▶ _What needs to be done_
For each statement below, say yes or no to whether it agrees with the article on women in car movies, and quote the article's words that settle it. (a) Men in Hollywood are paid more than women. (b) Movies with strong women who know cars have dropped flag girls entirely. (c) Male stars are strangers to shirtless scenes.

━━━━━ Selected passage

The Evolution of Women in Car Movies

From Imperator Furiosa to Letty Ortiz, strong and knowledgeable female characters crop up in car movies. The women who used to be relegated to flag girls and objectified as hood ornaments are now being introduced as main characters with their own plot points and story developments.

Letty in Fast and the Furious series

This is a guest post written by Chelsy Ranard.


From Imperator Furiosa to Letty Ortiz, strong and knowledgeable female characters crop up in car movies. The women who used to be relegated to flag girls and objectified as hood ornaments are now being introduced as main characters with their own plot points and story developments. Women have notoriously had a minimal past in the automotive industry (and sadly, women are still underrepresented) and their history in automotive movies is no different. However, much like the evolution of women in film in general, women are evolving from props to leading characters in recent years.

Flag Girls and Hood Ornaments

The stereotypical woman in a car movie has been the woman in tall heels and a short skirt waving the start flag before a race. She’s been the beautiful woman in a bikini lying on top of a hood, washing the car, or standing next to the car in some sort of way.

These women don’t have names, any character development, and tend to be nothing more than gorgeous props, similar to the cars themselves in each scene. Car movies tend to be marketed towards men, so naturally there tend to be beautiful women next to beautiful cars. Even in some movies that portray strong women who know cars and drive them, a few flag girls still remain, but this used to be the only role available for women in car movies — unless you were a love interest; then at least you had a name.

Sexism has been an issue in Hollywood in general, not just movies in the car or action genre. Men are paid more and given more leading roles than women and this continues to be a pervasive issue. Women tend to be props in car movies, but they do in movies in other genres as well. This is an issue evolving and changing, however, and an exceeding amount of actresses speak out against sexism and the gender disparity in Hollywood and are working to change it. Women are still unequal to their male co-stars, especially in male-dominated genres, but the evolution is at an upward slope in car movies and in film and television in general.

Sexualized Characters

The women portrayed in car movies are almost always sexualized; the hyper-sexualized characters are almost always the flag girl type. But even the women taking their roles from props to supporting characters still remain highly sexualized and objectified. Think Megan Fox’s character in Transformers, or Jessica Simpson as Daisy Duke in The Dukes of Hazzard movie. These women are car women, not just flag girls or love interests, and are supporting characters. However, Fox’s character still bends over an engine in a crop-top while tightening a cap and Simpson’s character tricks men with her bikini-clad body.

While car movies now mix together more prominent women full of character development and car knowledge, these women are still sexualized. This is definitely not just a woman problem as Hollywood demands that all their stars be beautiful and men are not strangers to shirtless scenes. But men have a wider range of roles portrayed, as well as more lead roles and speaking lines and women are sexualized and objectified, often for the Male Gaze — in film, television and other media — far more than men.

━━━━━━━━━━
━━━━━ Information shown

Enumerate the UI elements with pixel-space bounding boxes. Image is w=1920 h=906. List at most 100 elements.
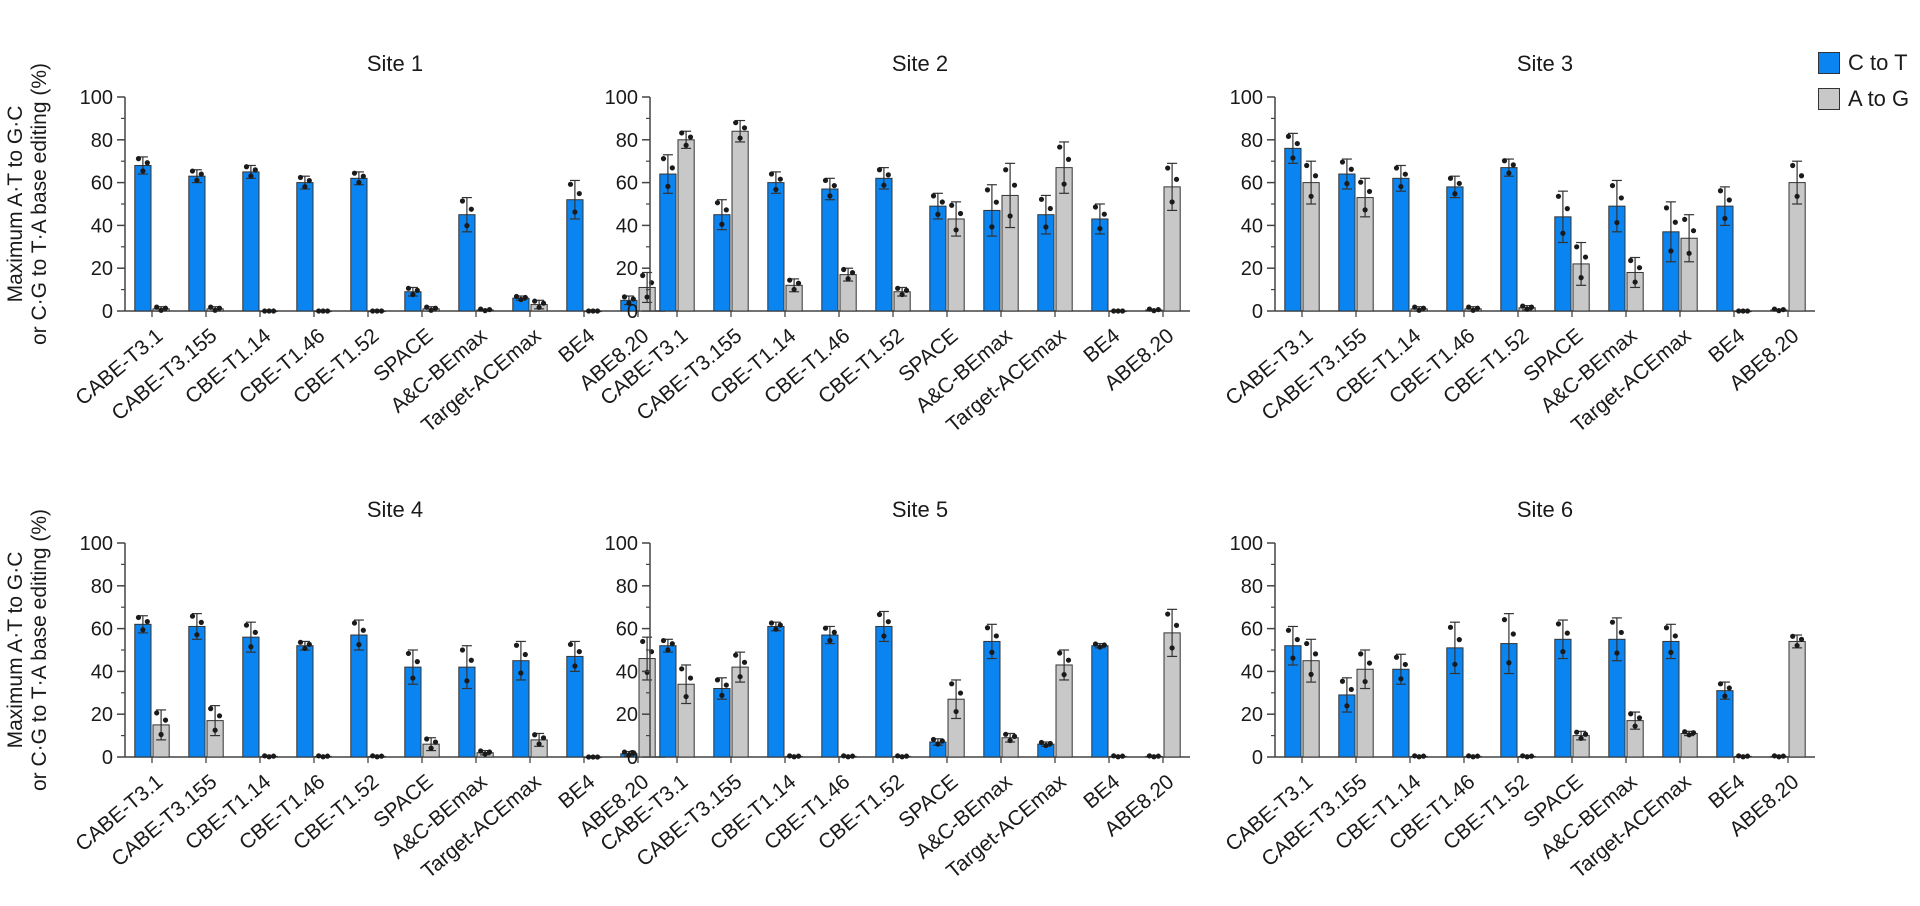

━━━━━━━━━━

▶ _The solution_
(a) Yes: "Men are paid more and given more leading roles than women"
(b) No: "Even in some movies that portray strong women who know cars and drive them, a few flag girls still remain"
(c) No: "men are not strangers to shirtless scenes"